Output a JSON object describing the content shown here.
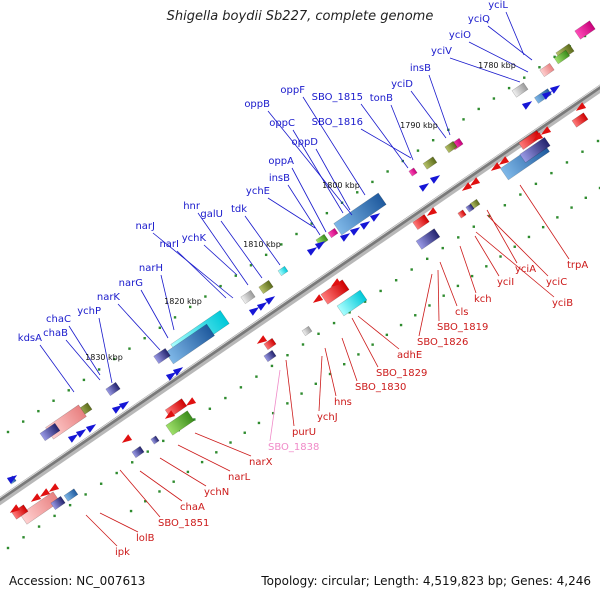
{
  "header": {
    "title": "Shigella boydii Sb227, complete genome"
  },
  "footer": {
    "accession": "Accession: NC_007613",
    "summary": "Topology: circular; Length: 4,519,823 bp; Genes: 4,246"
  },
  "colors": {
    "backbone": "#7a7a7a",
    "forward_label": "#1a1acc",
    "reverse_label": "#cc1a1a",
    "highlight_label": "#f08ac8",
    "tick": "#2e8b2e"
  },
  "ticks": [
    {
      "label": "1780 kbp"
    },
    {
      "label": "1790 kbp"
    },
    {
      "label": "1800 kbp"
    },
    {
      "label": "1810 kbp"
    },
    {
      "label": "1820 kbp"
    },
    {
      "label": "1830 kbp"
    }
  ],
  "forward_genes": [
    {
      "label": "yciL"
    },
    {
      "label": "yciQ"
    },
    {
      "label": "yciO"
    },
    {
      "label": "yciV"
    },
    {
      "label": "insB"
    },
    {
      "label": "yciD"
    },
    {
      "label": "tonB"
    },
    {
      "label": "SBO_1815"
    },
    {
      "label": "SBO_1816"
    },
    {
      "label": "oppF"
    },
    {
      "label": "oppB"
    },
    {
      "label": "oppC"
    },
    {
      "label": "oppD"
    },
    {
      "label": "oppA"
    },
    {
      "label": "insB"
    },
    {
      "label": "ychE"
    },
    {
      "label": "tdk"
    },
    {
      "label": "galU"
    },
    {
      "label": "hnr"
    },
    {
      "label": "ychK"
    },
    {
      "label": "narJ"
    },
    {
      "label": "narI"
    },
    {
      "label": "narH"
    },
    {
      "label": "narG"
    },
    {
      "label": "narK"
    },
    {
      "label": "ychP"
    },
    {
      "label": "chaC"
    },
    {
      "label": "chaB"
    },
    {
      "label": "kdsA"
    }
  ],
  "reverse_genes": [
    {
      "label": "trpA"
    },
    {
      "label": "yciA"
    },
    {
      "label": "yciC"
    },
    {
      "label": "yciB"
    },
    {
      "label": "yciI"
    },
    {
      "label": "kch"
    },
    {
      "label": "cls"
    },
    {
      "label": "SBO_1819"
    },
    {
      "label": "SBO_1826"
    },
    {
      "label": "adhE"
    },
    {
      "label": "SBO_1829"
    },
    {
      "label": "SBO_1830"
    },
    {
      "label": "hns"
    },
    {
      "label": "ychJ"
    },
    {
      "label": "purU"
    },
    {
      "label": "SBO_1838"
    },
    {
      "label": "narX"
    },
    {
      "label": "narL"
    },
    {
      "label": "ychN"
    },
    {
      "label": "chaA"
    },
    {
      "label": "SBO_1851"
    },
    {
      "label": "lolB"
    },
    {
      "label": "ipk"
    }
  ]
}
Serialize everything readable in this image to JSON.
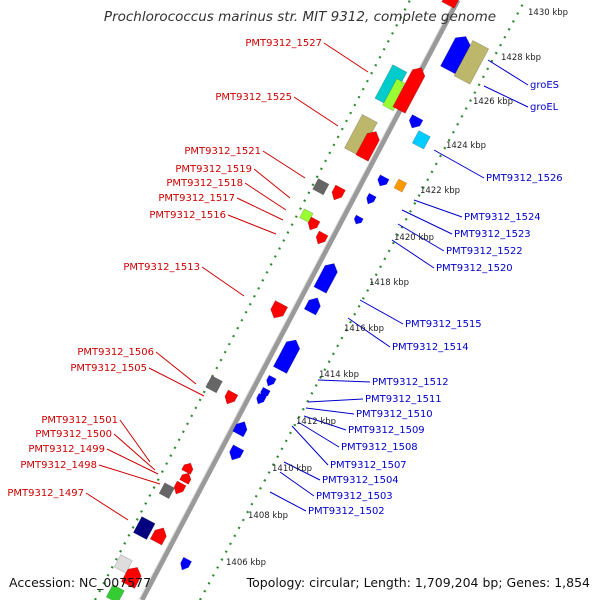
{
  "title": "Prochlorococcus marinus str. MIT 9312, complete genome",
  "footer": {
    "accession": "Accession: NC_007577",
    "summary": "Topology: circular; Length: 1,709,204 bp; Genes: 1,854"
  },
  "colors": {
    "backbone": "#9a9a9a",
    "tick_dots": "#2e8b2e",
    "reverse_label": "#cc0000",
    "forward_label": "#0000cc",
    "red_gene": "#ff0000",
    "blue_gene": "#0000ff",
    "gray_gene": "#666666",
    "navy_gene": "#000080",
    "khaki_gene": "#bdb76b",
    "cyan_gene": "#00cccc",
    "lime_gene": "#99ff33",
    "orange_gene": "#ff9900"
  },
  "kbp_labels": [
    "1430 kbp",
    "1428 kbp",
    "1426 kbp",
    "1424 kbp",
    "1422 kbp",
    "1420 kbp",
    "1418 kbp",
    "1416 kbp",
    "1414 kbp",
    "1412 kbp",
    "1410 kbp",
    "1408 kbp",
    "1406 kbp"
  ],
  "reverse_genes": [
    "PMT9312_1527",
    "PMT9312_1525",
    "PMT9312_1521",
    "PMT9312_1519",
    "PMT9312_1518",
    "PMT9312_1517",
    "PMT9312_1516",
    "PMT9312_1513",
    "PMT9312_1506",
    "PMT9312_1505",
    "PMT9312_1501",
    "PMT9312_1500",
    "PMT9312_1499",
    "PMT9312_1498",
    "PMT9312_1497"
  ],
  "forward_genes": [
    "groES",
    "groEL",
    "PMT9312_1526",
    "PMT9312_1524",
    "PMT9312_1523",
    "PMT9312_1522",
    "PMT9312_1520",
    "PMT9312_1515",
    "PMT9312_1514",
    "PMT9312_1512",
    "PMT9312_1511",
    "PMT9312_1510",
    "PMT9312_1509",
    "PMT9312_1508",
    "PMT9312_1507",
    "PMT9312_1504",
    "PMT9312_1503",
    "PMT9312_1502"
  ]
}
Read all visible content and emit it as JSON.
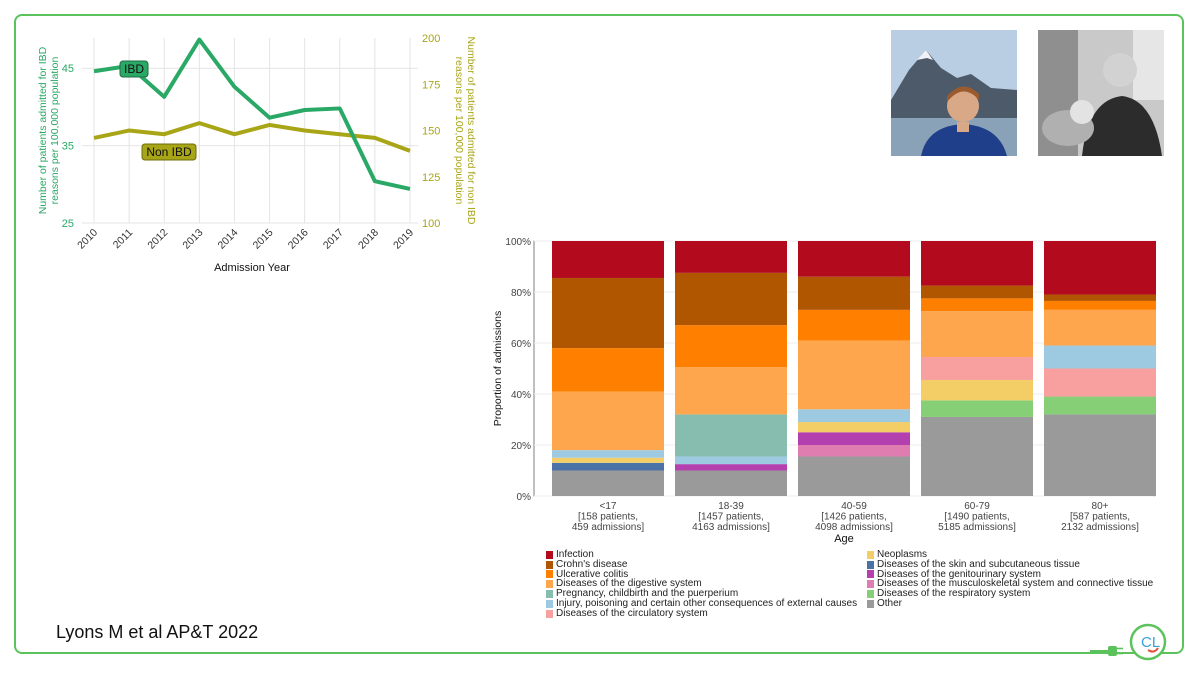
◆ ◆ ◆ ◆ ◆
_Prompt_: Whenever a line in the entries holds the word "genome", copy that line.

_Response below_:
    "title": "Shigella boydii Sb227, complete genome"
  "title": "Prochlorococcus marinus str. MIT 9312, complete genome",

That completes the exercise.